Extracted records
· · · · · · ·

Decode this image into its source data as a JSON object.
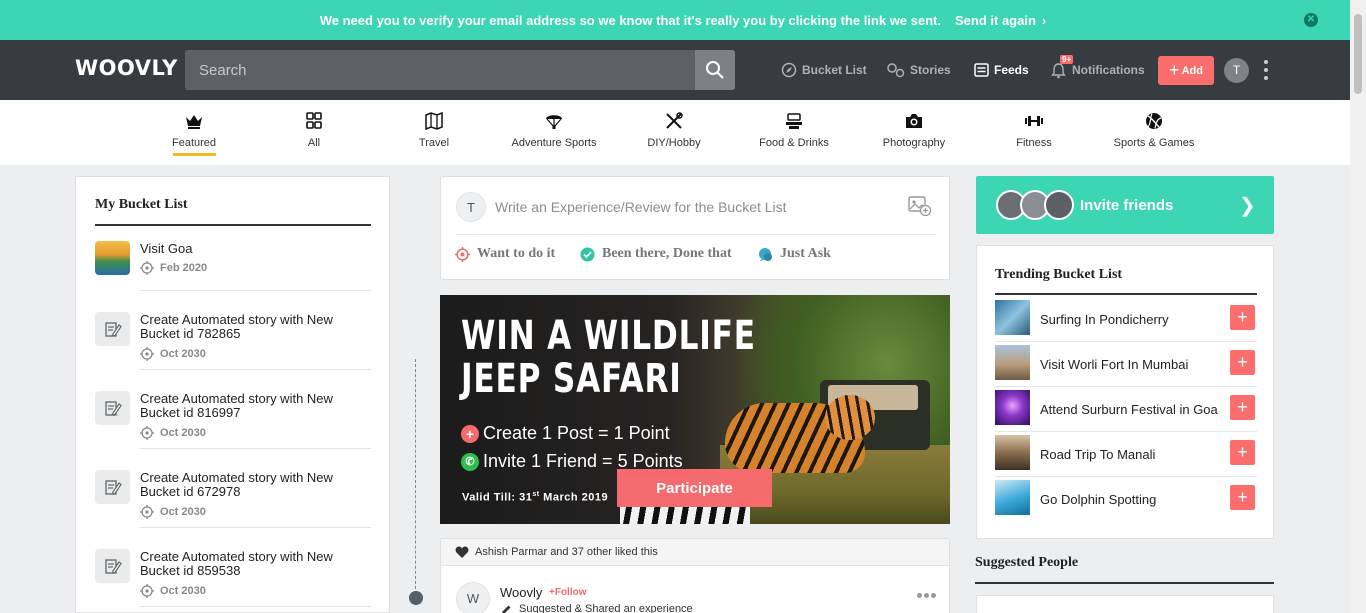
{
  "verify_banner": {
    "text": "We need you to verify your email address so we know that it's really you by clicking the link we sent.",
    "link": "Send it again",
    "color": "#3cd6b4"
  },
  "header": {
    "logo": "WOOVLY",
    "search_placeholder": "Search",
    "nav": {
      "bucket_list": "Bucket List",
      "stories": "Stories",
      "feeds": "Feeds",
      "notifications": "Notifications",
      "notif_badge": "9+",
      "add": "Add",
      "avatar_initial": "T"
    }
  },
  "categories": [
    {
      "label": "Featured",
      "icon": "crown-icon"
    },
    {
      "label": "All",
      "icon": "grid-icon"
    },
    {
      "label": "Travel",
      "icon": "map-icon"
    },
    {
      "label": "Adventure Sports",
      "icon": "parachute-icon"
    },
    {
      "label": "DIY/Hobby",
      "icon": "tools-icon"
    },
    {
      "label": "Food & Drinks",
      "icon": "food-icon"
    },
    {
      "label": "Photography",
      "icon": "camera-icon"
    },
    {
      "label": "Fitness",
      "icon": "dumbbell-icon"
    },
    {
      "label": "Sports & Games",
      "icon": "ball-icon"
    }
  ],
  "my_bucket_list": {
    "title": "My Bucket List",
    "items": [
      {
        "title": "Visit Goa",
        "date": "Feb 2020"
      },
      {
        "title": "Create Automated story with New Bucket id 782865",
        "date": "Oct 2030"
      },
      {
        "title": "Create Automated story with New Bucket id 816997",
        "date": "Oct 2030"
      },
      {
        "title": "Create Automated story with New Bucket id 672978",
        "date": "Oct 2030"
      },
      {
        "title": "Create Automated story with New Bucket id 859538",
        "date": "Oct 2030"
      }
    ]
  },
  "composer": {
    "avatar_initial": "T",
    "placeholder": "Write an Experience/Review for the Bucket List",
    "options": [
      "Want to do it",
      "Been there, Done that",
      "Just Ask"
    ]
  },
  "promo": {
    "headline_1": "WIN A WILDLIFE",
    "headline_2": "JEEP SAFARI",
    "point_1": "Create 1 Post = 1 Point",
    "point_2": "Invite 1 Friend = 5 Points",
    "valid_prefix": "Valid Till: 31",
    "valid_sup": "st",
    "valid_suffix": " March 2019",
    "button": "Participate"
  },
  "post": {
    "liked_text": "Ashish Parmar and 37 other liked this",
    "avatar_initial": "W",
    "author": "Woovly",
    "follow": "+Follow",
    "subtitle": "Suggested & Shared an experience"
  },
  "invite": {
    "label": "Invite friends"
  },
  "trending": {
    "title": "Trending Bucket List",
    "items": [
      {
        "name": "Surfing In Pondicherry"
      },
      {
        "name": "Visit Worli Fort In Mumbai"
      },
      {
        "name": "Attend Surburn Festival in Goa"
      },
      {
        "name": "Road Trip To Manali"
      },
      {
        "name": "Go Dolphin Spotting"
      }
    ]
  },
  "suggested": {
    "title": "Suggested People"
  }
}
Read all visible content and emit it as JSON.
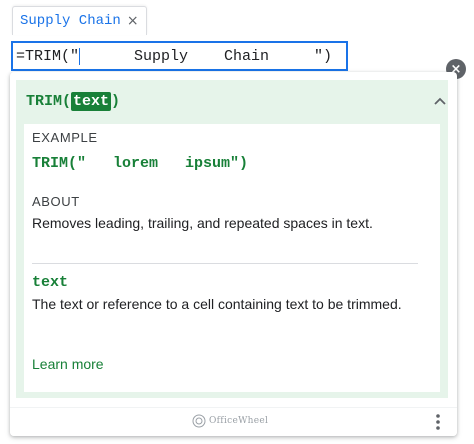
{
  "chip": {
    "label": "Supply Chain",
    "close_glyph": "×"
  },
  "formula": {
    "before_caret": "=TRIM(\"",
    "after_caret": "      Supply    Chain     \")"
  },
  "dismiss_glyph": "×",
  "help": {
    "function_prefix": "TRIM(",
    "function_arg": "text",
    "function_suffix": ")",
    "example_label": "EXAMPLE",
    "example_code": "TRIM(\"   lorem   ipsum\")",
    "about_label": "ABOUT",
    "about_text": "Removes leading, trailing, and repeated spaces in text.",
    "param_name": "text",
    "param_desc": "The text or reference to a cell containing text to be trimmed.",
    "learn_more": "Learn more"
  },
  "footer": {
    "watermark": "OfficeWheel"
  },
  "icons": {
    "collapse": "chevron-up-icon",
    "more": "more-vert-icon",
    "dismiss": "close-circle-icon"
  },
  "colors": {
    "accent_blue": "#1a73e8",
    "function_green": "#188038",
    "header_green_bg": "#e6f4ea"
  }
}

· · · · · · ·

Give back each entry exactly as it appears, with no pictures.

> The solution
Decode this image into its source data as a JSON object.
{
  "verify_banner": {
    "text": "We need you to verify your email address so we know that it's really you by clicking the link we sent.",
    "link": "Send it again",
    "color": "#3cd6b4"
  },
  "header": {
    "logo": "WOOVLY",
    "search_placeholder": "Search",
    "nav": {
      "bucket_list": "Bucket List",
      "stories": "Stories",
      "feeds": "Feeds",
      "notifications": "Notifications",
      "notif_badge": "9+",
      "add": "Add",
      "avatar_initial": "T"
    }
  },
  "categories": [
    {
      "label": "Featured",
      "icon": "crown-icon"
    },
    {
      "label": "All",
      "icon": "grid-icon"
    },
    {
      "label": "Travel",
      "icon": "map-icon"
    },
    {
      "label": "Adventure Sports",
      "icon": "parachute-icon"
    },
    {
      "label": "DIY/Hobby",
      "icon": "tools-icon"
    },
    {
      "label": "Food & Drinks",
      "icon": "food-icon"
    },
    {
      "label": "Photography",
      "icon": "camera-icon"
    },
    {
      "label": "Fitness",
      "icon": "dumbbell-icon"
    },
    {
      "label": "Sports & Games",
      "icon": "ball-icon"
    }
  ],
  "my_bucket_list": {
    "title": "My Bucket List",
    "items": [
      {
        "title": "Visit Goa",
        "date": "Feb 2020"
      },
      {
        "title": "Create Automated story with New Bucket id 782865",
        "date": "Oct 2030"
      },
      {
        "title": "Create Automated story with New Bucket id 816997",
        "date": "Oct 2030"
      },
      {
        "title": "Create Automated story with New Bucket id 672978",
        "date": "Oct 2030"
      },
      {
        "title": "Create Automated story with New Bucket id 859538",
        "date": "Oct 2030"
      }
    ]
  },
  "composer": {
    "avatar_initial": "T",
    "placeholder": "Write an Experience/Review for the Bucket List",
    "options": [
      "Want to do it",
      "Been there, Done that",
      "Just Ask"
    ]
  },
  "promo": {
    "headline_1": "WIN A WILDLIFE",
    "headline_2": "JEEP SAFARI",
    "point_1": "Create 1 Post = 1 Point",
    "point_2": "Invite 1 Friend = 5 Points",
    "valid_prefix": "Valid Till: 31",
    "valid_sup": "st",
    "valid_suffix": " March 2019",
    "button": "Participate"
  },
  "post": {
    "liked_text": "Ashish Parmar and 37 other liked this",
    "avatar_initial": "W",
    "author": "Woovly",
    "follow": "+Follow",
    "subtitle": "Suggested & Shared an experience"
  },
  "invite": {
    "label": "Invite friends"
  },
  "trending": {
    "title": "Trending Bucket List",
    "items": [
      {
        "name": "Surfing In Pondicherry"
      },
      {
        "name": "Visit Worli Fort In Mumbai"
      },
      {
        "name": "Attend Surburn Festival in Goa"
      },
      {
        "name": "Road Trip To Manali"
      },
      {
        "name": "Go Dolphin Spotting"
      }
    ]
  },
  "suggested": {
    "title": "Suggested People"
  }
}
Read all visible content and emit it as JSON.
{
  "chip": {
    "label": "Supply Chain",
    "close_glyph": "×"
  },
  "formula": {
    "before_caret": "=TRIM(\"",
    "after_caret": "      Supply    Chain     \")"
  },
  "dismiss_glyph": "×",
  "help": {
    "function_prefix": "TRIM(",
    "function_arg": "text",
    "function_suffix": ")",
    "example_label": "EXAMPLE",
    "example_code": "TRIM(\"   lorem   ipsum\")",
    "about_label": "ABOUT",
    "about_text": "Removes leading, trailing, and repeated spaces in text.",
    "param_name": "text",
    "param_desc": "The text or reference to a cell containing text to be trimmed.",
    "learn_more": "Learn more"
  },
  "footer": {
    "watermark": "OfficeWheel"
  },
  "icons": {
    "collapse": "chevron-up-icon",
    "more": "more-vert-icon",
    "dismiss": "close-circle-icon"
  },
  "colors": {
    "accent_blue": "#1a73e8",
    "function_green": "#188038",
    "header_green_bg": "#e6f4ea"
  }
}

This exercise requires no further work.